** GIVEN EXERCISE **
Retype the material word for word.

══ GIVEN RECORDS

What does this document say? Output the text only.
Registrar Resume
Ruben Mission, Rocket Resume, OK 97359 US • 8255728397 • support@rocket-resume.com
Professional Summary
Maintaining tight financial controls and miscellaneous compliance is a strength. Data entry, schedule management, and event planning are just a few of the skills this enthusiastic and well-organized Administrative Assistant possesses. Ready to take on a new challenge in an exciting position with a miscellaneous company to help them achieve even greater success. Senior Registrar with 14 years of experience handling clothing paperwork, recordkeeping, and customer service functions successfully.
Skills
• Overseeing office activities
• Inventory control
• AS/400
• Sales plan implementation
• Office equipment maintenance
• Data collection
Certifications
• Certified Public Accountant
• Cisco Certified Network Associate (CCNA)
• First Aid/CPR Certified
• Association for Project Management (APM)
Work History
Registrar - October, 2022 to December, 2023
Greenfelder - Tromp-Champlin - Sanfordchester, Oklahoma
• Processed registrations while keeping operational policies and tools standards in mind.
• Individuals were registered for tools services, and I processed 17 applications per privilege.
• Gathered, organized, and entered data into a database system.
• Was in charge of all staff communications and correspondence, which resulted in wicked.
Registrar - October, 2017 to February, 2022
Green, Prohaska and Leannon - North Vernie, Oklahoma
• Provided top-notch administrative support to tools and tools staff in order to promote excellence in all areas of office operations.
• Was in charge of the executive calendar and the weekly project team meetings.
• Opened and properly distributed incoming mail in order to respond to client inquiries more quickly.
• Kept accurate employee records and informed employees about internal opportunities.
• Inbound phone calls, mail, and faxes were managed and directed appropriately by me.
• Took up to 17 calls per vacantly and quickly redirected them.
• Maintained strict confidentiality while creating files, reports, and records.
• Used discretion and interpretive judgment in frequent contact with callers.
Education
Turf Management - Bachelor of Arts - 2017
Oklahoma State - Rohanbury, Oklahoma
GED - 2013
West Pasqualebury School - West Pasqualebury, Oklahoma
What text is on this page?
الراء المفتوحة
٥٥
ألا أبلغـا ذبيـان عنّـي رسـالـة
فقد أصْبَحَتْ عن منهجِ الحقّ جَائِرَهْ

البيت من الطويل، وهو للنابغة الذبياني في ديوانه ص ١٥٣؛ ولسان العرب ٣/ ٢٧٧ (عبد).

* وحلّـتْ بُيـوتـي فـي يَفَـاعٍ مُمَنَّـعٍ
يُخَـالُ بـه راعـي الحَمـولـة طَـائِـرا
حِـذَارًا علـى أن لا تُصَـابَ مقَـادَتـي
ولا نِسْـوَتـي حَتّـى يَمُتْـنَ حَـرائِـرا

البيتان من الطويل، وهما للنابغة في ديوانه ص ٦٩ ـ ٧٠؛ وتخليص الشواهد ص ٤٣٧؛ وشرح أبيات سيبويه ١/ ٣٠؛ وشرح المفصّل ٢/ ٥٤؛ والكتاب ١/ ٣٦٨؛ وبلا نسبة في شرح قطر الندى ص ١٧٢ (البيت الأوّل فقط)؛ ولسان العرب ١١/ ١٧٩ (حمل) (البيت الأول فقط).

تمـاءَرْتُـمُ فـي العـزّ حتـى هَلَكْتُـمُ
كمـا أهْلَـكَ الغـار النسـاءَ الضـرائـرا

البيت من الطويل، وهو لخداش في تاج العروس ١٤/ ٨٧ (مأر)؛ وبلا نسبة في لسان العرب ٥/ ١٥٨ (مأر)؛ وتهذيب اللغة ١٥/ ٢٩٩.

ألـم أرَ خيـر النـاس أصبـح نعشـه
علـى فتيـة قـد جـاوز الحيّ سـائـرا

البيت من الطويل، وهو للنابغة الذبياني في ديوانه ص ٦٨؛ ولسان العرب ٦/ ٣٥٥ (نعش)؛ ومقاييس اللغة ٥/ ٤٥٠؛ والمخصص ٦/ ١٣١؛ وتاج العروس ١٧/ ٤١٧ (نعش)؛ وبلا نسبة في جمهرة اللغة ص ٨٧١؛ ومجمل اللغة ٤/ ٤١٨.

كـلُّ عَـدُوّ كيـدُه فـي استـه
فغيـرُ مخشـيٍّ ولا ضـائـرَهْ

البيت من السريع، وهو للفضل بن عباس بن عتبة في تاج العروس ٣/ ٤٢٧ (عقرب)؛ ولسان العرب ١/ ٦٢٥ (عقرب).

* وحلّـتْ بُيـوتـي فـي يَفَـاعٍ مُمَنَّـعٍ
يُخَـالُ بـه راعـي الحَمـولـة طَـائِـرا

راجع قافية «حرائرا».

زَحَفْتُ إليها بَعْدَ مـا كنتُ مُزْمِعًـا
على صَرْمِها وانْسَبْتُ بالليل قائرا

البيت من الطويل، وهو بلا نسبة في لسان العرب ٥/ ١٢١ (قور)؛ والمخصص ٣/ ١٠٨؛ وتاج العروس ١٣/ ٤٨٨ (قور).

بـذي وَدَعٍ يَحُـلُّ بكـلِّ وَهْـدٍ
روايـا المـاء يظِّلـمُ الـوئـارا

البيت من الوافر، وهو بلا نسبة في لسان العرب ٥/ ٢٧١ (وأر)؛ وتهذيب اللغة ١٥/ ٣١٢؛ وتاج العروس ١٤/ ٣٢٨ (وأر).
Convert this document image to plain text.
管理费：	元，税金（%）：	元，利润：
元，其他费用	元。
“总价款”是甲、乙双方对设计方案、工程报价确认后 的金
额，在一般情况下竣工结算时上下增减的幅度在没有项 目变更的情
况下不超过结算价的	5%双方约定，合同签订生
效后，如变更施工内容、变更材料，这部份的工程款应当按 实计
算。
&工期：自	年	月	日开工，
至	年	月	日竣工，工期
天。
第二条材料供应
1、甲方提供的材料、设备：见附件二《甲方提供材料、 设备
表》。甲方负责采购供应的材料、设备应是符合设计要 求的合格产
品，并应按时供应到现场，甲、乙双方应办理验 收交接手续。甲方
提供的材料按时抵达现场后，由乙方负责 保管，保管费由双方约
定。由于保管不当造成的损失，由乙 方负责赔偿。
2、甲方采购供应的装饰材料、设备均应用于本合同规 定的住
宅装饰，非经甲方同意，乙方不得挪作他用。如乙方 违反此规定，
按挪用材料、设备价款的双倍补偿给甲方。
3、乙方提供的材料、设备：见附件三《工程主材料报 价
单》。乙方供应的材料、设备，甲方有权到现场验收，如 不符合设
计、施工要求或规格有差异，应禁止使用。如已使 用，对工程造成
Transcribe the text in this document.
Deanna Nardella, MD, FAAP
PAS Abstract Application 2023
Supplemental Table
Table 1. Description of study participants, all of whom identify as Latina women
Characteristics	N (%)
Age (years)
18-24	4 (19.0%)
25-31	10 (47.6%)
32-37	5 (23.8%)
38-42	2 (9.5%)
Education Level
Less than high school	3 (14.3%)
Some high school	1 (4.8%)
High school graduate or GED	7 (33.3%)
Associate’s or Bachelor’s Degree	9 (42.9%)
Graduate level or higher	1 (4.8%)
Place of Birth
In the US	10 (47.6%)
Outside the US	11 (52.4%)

════

** THE COMPLETED TASK **
What does this document say? Output the text only.
Registrar Resume
Ruben Mission, Rocket Resume, OK 97359 US • 8255728397 • support@rocket-resume.com
Professional Summary
Maintaining tight financial controls and miscellaneous compliance is a strength. Data entry, schedule management, and event planning are just a few of the skills this enthusiastic and well-organized Administrative Assistant possesses. Ready to take on a new challenge in an exciting position with a miscellaneous company to help them achieve even greater success. Senior Registrar with 14 years of experience handling clothing paperwork, recordkeeping, and customer service functions successfully.
Skills
• Overseeing office activities
• Inventory control
• AS/400
• Sales plan implementation
• Office equipment maintenance
• Data collection
Certifications
• Certified Public Accountant
• Cisco Certified Network Associate (CCNA)
• First Aid/CPR Certified
• Association for Project Management (APM)
Work History
Registrar - October, 2022 to December, 2023
Greenfelder - Tromp-Champlin - Sanfordchester, Oklahoma
• Processed registrations while keeping operational policies and tools standards in mind.
• Individuals were registered for tools services, and I processed 17 applications per privilege.
• Gathered, organized, and entered data into a database system.
• Was in charge of all staff communications and correspondence, which resulted in wicked.
Registrar - October, 2017 to February, 2022
Green, Prohaska and Leannon - North Vernie, Oklahoma
• Provided top-notch administrative support to tools and tools staff in order to promote excellence in all areas of office operations.
• Was in charge of the executive calendar and the weekly project team meetings.
• Opened and properly distributed incoming mail in order to respond to client inquiries more quickly.
• Kept accurate employee records and informed employees about internal opportunities.
• Inbound phone calls, mail, and faxes were managed and directed appropriately by me.
• Took up to 17 calls per vacantly and quickly redirected them.
• Maintained strict confidentiality while creating files, reports, and records.
• Used discretion and interpretive judgment in frequent contact with callers.
Education
Turf Management - Bachelor of Arts - 2017
Oklahoma State - Rohanbury, Oklahoma
GED - 2013
West Pasqualebury School - West Pasqualebury, Oklahoma
What text is on this page?
الراء المفتوحة
٥٥
ألا أبلغـا ذبيـان عنّـي رسـالـة
فقد أصْبَحَتْ عن منهجِ الحقّ جَائِرَهْ

البيت من الطويل، وهو للنابغة الذبياني في ديوانه ص ١٥٣؛ ولسان العرب ٣/ ٢٧٧ (عبد).

* وحلّـتْ بُيـوتـي فـي يَفَـاعٍ مُمَنَّـعٍ
يُخَـالُ بـه راعـي الحَمـولـة طَـائِـرا
حِـذَارًا علـى أن لا تُصَـابَ مقَـادَتـي
ولا نِسْـوَتـي حَتّـى يَمُتْـنَ حَـرائِـرا

البيتان من الطويل، وهما للنابغة في ديوانه ص ٦٩ ـ ٧٠؛ وتخليص الشواهد ص ٤٣٧؛ وشرح أبيات سيبويه ١/ ٣٠؛ وشرح المفصّل ٢/ ٥٤؛ والكتاب ١/ ٣٦٨؛ وبلا نسبة في شرح قطر الندى ص ١٧٢ (البيت الأوّل فقط)؛ ولسان العرب ١١/ ١٧٩ (حمل) (البيت الأول فقط).

تمـاءَرْتُـمُ فـي العـزّ حتـى هَلَكْتُـمُ
كمـا أهْلَـكَ الغـار النسـاءَ الضـرائـرا

البيت من الطويل، وهو لخداش في تاج العروس ١٤/ ٨٧ (مأر)؛ وبلا نسبة في لسان العرب ٥/ ١٥٨ (مأر)؛ وتهذيب اللغة ١٥/ ٢٩٩.

ألـم أرَ خيـر النـاس أصبـح نعشـه
علـى فتيـة قـد جـاوز الحيّ سـائـرا

البيت من الطويل، وهو للنابغة الذبياني في ديوانه ص ٦٨؛ ولسان العرب ٦/ ٣٥٥ (نعش)؛ ومقاييس اللغة ٥/ ٤٥٠؛ والمخصص ٦/ ١٣١؛ وتاج العروس ١٧/ ٤١٧ (نعش)؛ وبلا نسبة في جمهرة اللغة ص ٨٧١؛ ومجمل اللغة ٤/ ٤١٨.

كـلُّ عَـدُوّ كيـدُه فـي استـه
فغيـرُ مخشـيٍّ ولا ضـائـرَهْ

البيت من السريع، وهو للفضل بن عباس بن عتبة في تاج العروس ٣/ ٤٢٧ (عقرب)؛ ولسان العرب ١/ ٦٢٥ (عقرب).

* وحلّـتْ بُيـوتـي فـي يَفَـاعٍ مُمَنَّـعٍ
يُخَـالُ بـه راعـي الحَمـولـة طَـائِـرا

راجع قافية «حرائرا».

زَحَفْتُ إليها بَعْدَ مـا كنتُ مُزْمِعًـا
على صَرْمِها وانْسَبْتُ بالليل قائرا

البيت من الطويل، وهو بلا نسبة في لسان العرب ٥/ ١٢١ (قور)؛ والمخصص ٣/ ١٠٨؛ وتاج العروس ١٣/ ٤٨٨ (قور).

بـذي وَدَعٍ يَحُـلُّ بكـلِّ وَهْـدٍ
روايـا المـاء يظِّلـمُ الـوئـارا

البيت من الوافر، وهو بلا نسبة في لسان العرب ٥/ ٢٧١ (وأر)؛ وتهذيب اللغة ١٥/ ٣١٢؛ وتاج العروس ١٤/ ٣٢٨ (وأر).
Convert this document image to plain text.
管理费：	元，税金（%）：	元，利润：
元，其他费用	元。
“总价款”是甲、乙双方对设计方案、工程报价确认后 的金
额，在一般情况下竣工结算时上下增减的幅度在没有项 目变更的情
况下不超过结算价的	5%双方约定，合同签订生
效后，如变更施工内容、变更材料，这部份的工程款应当按 实计
算。
&工期：自	年	月	日开工，
至	年	月	日竣工，工期
天。
第二条材料供应
1、甲方提供的材料、设备：见附件二《甲方提供材料、 设备
表》。甲方负责采购供应的材料、设备应是符合设计要 求的合格产
品，并应按时供应到现场，甲、乙双方应办理验 收交接手续。甲方
提供的材料按时抵达现场后，由乙方负责 保管，保管费由双方约
定。由于保管不当造成的损失，由乙 方负责赔偿。
2、甲方采购供应的装饰材料、设备均应用于本合同规 定的住
宅装饰，非经甲方同意，乙方不得挪作他用。如乙方 违反此规定，
按挪用材料、设备价款的双倍补偿给甲方。
3、乙方提供的材料、设备：见附件三《工程主材料报 价
单》。乙方供应的材料、设备，甲方有权到现场验收，如 不符合设
计、施工要求或规格有差异，应禁止使用。如已使 用，对工程造成
Transcribe the text in this document.
Deanna Nardella, MD, FAAP
PAS Abstract Application 2023
Supplemental Table
Table 1. Description of study participants, all of whom identify as Latina women
Characteristics	N (%)
Age (years)
18-24	4 (19.0%)
25-31	10 (47.6%)
32-37	5 (23.8%)
38-42	2 (9.5%)
Education Level
Less than high school	3 (14.3%)
Some high school	1 (4.8%)
High school graduate or GED	7 (33.3%)
Associate’s or Bachelor’s Degree	9 (42.9%)
Graduate level or higher	1 (4.8%)
Place of Birth
In the US	10 (47.6%)
Outside the US	11 (52.4%)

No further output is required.